### WHAT IS EXPECTED
Transcribe the lines below verbatim, skipping the images.

### DATASET ROWS

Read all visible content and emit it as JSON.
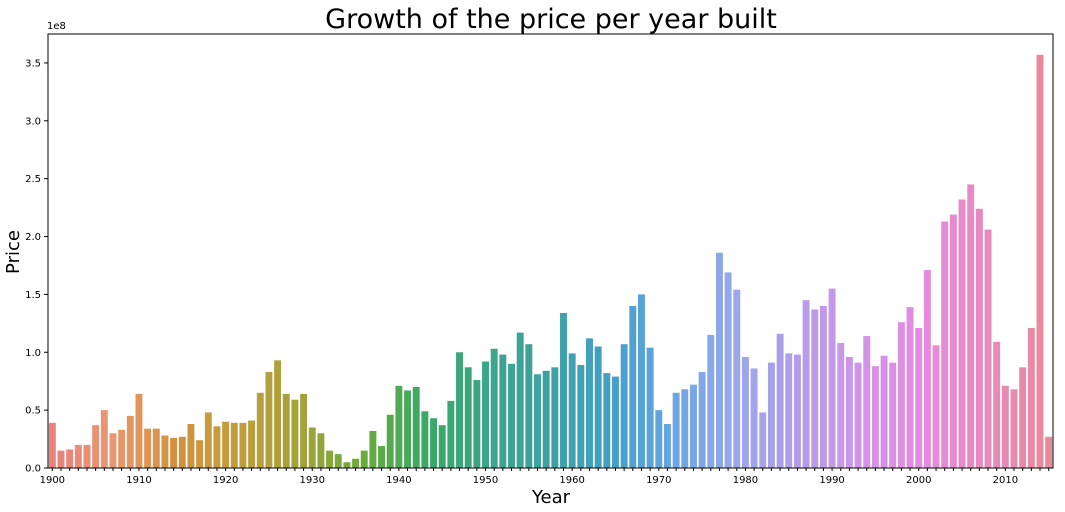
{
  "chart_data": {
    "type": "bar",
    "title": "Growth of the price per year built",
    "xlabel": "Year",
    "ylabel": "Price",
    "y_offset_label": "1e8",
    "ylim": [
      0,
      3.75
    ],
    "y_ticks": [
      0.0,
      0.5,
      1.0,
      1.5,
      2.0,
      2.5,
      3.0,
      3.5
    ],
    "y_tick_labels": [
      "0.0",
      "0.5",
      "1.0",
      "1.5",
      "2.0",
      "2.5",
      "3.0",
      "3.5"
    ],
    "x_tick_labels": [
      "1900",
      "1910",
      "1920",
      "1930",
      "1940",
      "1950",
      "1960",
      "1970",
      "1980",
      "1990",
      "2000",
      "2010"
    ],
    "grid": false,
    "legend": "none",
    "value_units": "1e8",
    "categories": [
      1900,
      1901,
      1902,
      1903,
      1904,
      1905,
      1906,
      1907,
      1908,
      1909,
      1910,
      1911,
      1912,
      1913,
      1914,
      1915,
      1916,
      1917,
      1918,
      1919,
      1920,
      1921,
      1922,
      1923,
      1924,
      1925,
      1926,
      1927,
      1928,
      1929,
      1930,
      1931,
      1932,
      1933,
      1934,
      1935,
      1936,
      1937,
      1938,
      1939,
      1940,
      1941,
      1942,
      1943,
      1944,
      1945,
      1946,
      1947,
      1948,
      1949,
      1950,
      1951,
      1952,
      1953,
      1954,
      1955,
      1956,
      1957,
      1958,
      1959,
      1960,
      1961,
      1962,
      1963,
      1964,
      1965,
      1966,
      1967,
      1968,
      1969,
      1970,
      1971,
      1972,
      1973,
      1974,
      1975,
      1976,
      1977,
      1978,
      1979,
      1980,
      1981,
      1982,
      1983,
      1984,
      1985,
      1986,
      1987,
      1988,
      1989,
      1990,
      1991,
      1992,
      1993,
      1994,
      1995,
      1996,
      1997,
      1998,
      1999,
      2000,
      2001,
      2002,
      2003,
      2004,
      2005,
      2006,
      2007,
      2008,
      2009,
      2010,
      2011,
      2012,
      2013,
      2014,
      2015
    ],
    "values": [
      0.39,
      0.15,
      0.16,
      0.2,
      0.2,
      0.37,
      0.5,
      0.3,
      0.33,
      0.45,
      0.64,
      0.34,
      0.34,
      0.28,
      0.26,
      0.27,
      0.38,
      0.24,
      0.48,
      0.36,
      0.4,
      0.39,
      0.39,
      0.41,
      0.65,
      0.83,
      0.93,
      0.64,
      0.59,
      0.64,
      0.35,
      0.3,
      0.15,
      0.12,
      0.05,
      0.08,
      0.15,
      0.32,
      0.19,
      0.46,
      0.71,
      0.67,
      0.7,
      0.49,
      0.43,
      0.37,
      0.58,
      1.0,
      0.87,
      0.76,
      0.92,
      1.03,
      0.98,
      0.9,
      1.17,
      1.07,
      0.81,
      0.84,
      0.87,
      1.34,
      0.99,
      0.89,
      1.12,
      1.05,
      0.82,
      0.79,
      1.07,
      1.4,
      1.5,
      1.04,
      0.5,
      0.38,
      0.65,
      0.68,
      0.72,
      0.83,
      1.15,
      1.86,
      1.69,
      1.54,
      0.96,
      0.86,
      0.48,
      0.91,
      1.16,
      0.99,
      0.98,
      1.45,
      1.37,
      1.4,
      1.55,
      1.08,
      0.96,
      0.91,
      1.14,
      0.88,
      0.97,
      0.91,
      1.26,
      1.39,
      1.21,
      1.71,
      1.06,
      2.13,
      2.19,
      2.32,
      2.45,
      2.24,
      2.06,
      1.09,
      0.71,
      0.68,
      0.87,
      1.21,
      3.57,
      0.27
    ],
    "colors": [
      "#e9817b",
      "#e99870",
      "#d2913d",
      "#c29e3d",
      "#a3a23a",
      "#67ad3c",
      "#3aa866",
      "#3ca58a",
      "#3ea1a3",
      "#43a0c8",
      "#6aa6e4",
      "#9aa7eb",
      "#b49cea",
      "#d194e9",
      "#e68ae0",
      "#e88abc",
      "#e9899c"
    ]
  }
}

### OUTPUT OF THE EXERCISE
Read all visible content and emit it as JSON.
{
  "chart_data": {
    "type": "bar",
    "title": "Growth of the price per year built",
    "xlabel": "Year",
    "ylabel": "Price",
    "y_offset_label": "1e8",
    "ylim": [
      0,
      3.75
    ],
    "y_ticks": [
      0.0,
      0.5,
      1.0,
      1.5,
      2.0,
      2.5,
      3.0,
      3.5
    ],
    "y_tick_labels": [
      "0.0",
      "0.5",
      "1.0",
      "1.5",
      "2.0",
      "2.5",
      "3.0",
      "3.5"
    ],
    "x_tick_labels": [
      "1900",
      "1910",
      "1920",
      "1930",
      "1940",
      "1950",
      "1960",
      "1970",
      "1980",
      "1990",
      "2000",
      "2010"
    ],
    "grid": false,
    "legend": "none",
    "value_units": "1e8",
    "categories": [
      1900,
      1901,
      1902,
      1903,
      1904,
      1905,
      1906,
      1907,
      1908,
      1909,
      1910,
      1911,
      1912,
      1913,
      1914,
      1915,
      1916,
      1917,
      1918,
      1919,
      1920,
      1921,
      1922,
      1923,
      1924,
      1925,
      1926,
      1927,
      1928,
      1929,
      1930,
      1931,
      1932,
      1933,
      1934,
      1935,
      1936,
      1937,
      1938,
      1939,
      1940,
      1941,
      1942,
      1943,
      1944,
      1945,
      1946,
      1947,
      1948,
      1949,
      1950,
      1951,
      1952,
      1953,
      1954,
      1955,
      1956,
      1957,
      1958,
      1959,
      1960,
      1961,
      1962,
      1963,
      1964,
      1965,
      1966,
      1967,
      1968,
      1969,
      1970,
      1971,
      1972,
      1973,
      1974,
      1975,
      1976,
      1977,
      1978,
      1979,
      1980,
      1981,
      1982,
      1983,
      1984,
      1985,
      1986,
      1987,
      1988,
      1989,
      1990,
      1991,
      1992,
      1993,
      1994,
      1995,
      1996,
      1997,
      1998,
      1999,
      2000,
      2001,
      2002,
      2003,
      2004,
      2005,
      2006,
      2007,
      2008,
      2009,
      2010,
      2011,
      2012,
      2013,
      2014,
      2015
    ],
    "values": [
      0.39,
      0.15,
      0.16,
      0.2,
      0.2,
      0.37,
      0.5,
      0.3,
      0.33,
      0.45,
      0.64,
      0.34,
      0.34,
      0.28,
      0.26,
      0.27,
      0.38,
      0.24,
      0.48,
      0.36,
      0.4,
      0.39,
      0.39,
      0.41,
      0.65,
      0.83,
      0.93,
      0.64,
      0.59,
      0.64,
      0.35,
      0.3,
      0.15,
      0.12,
      0.05,
      0.08,
      0.15,
      0.32,
      0.19,
      0.46,
      0.71,
      0.67,
      0.7,
      0.49,
      0.43,
      0.37,
      0.58,
      1.0,
      0.87,
      0.76,
      0.92,
      1.03,
      0.98,
      0.9,
      1.17,
      1.07,
      0.81,
      0.84,
      0.87,
      1.34,
      0.99,
      0.89,
      1.12,
      1.05,
      0.82,
      0.79,
      1.07,
      1.4,
      1.5,
      1.04,
      0.5,
      0.38,
      0.65,
      0.68,
      0.72,
      0.83,
      1.15,
      1.86,
      1.69,
      1.54,
      0.96,
      0.86,
      0.48,
      0.91,
      1.16,
      0.99,
      0.98,
      1.45,
      1.37,
      1.4,
      1.55,
      1.08,
      0.96,
      0.91,
      1.14,
      0.88,
      0.97,
      0.91,
      1.26,
      1.39,
      1.21,
      1.71,
      1.06,
      2.13,
      2.19,
      2.32,
      2.45,
      2.24,
      2.06,
      1.09,
      0.71,
      0.68,
      0.87,
      1.21,
      3.57,
      0.27
    ],
    "colors": [
      "#e9817b",
      "#e99870",
      "#d2913d",
      "#c29e3d",
      "#a3a23a",
      "#67ad3c",
      "#3aa866",
      "#3ca58a",
      "#3ea1a3",
      "#43a0c8",
      "#6aa6e4",
      "#9aa7eb",
      "#b49cea",
      "#d194e9",
      "#e68ae0",
      "#e88abc",
      "#e9899c"
    ]
  }
}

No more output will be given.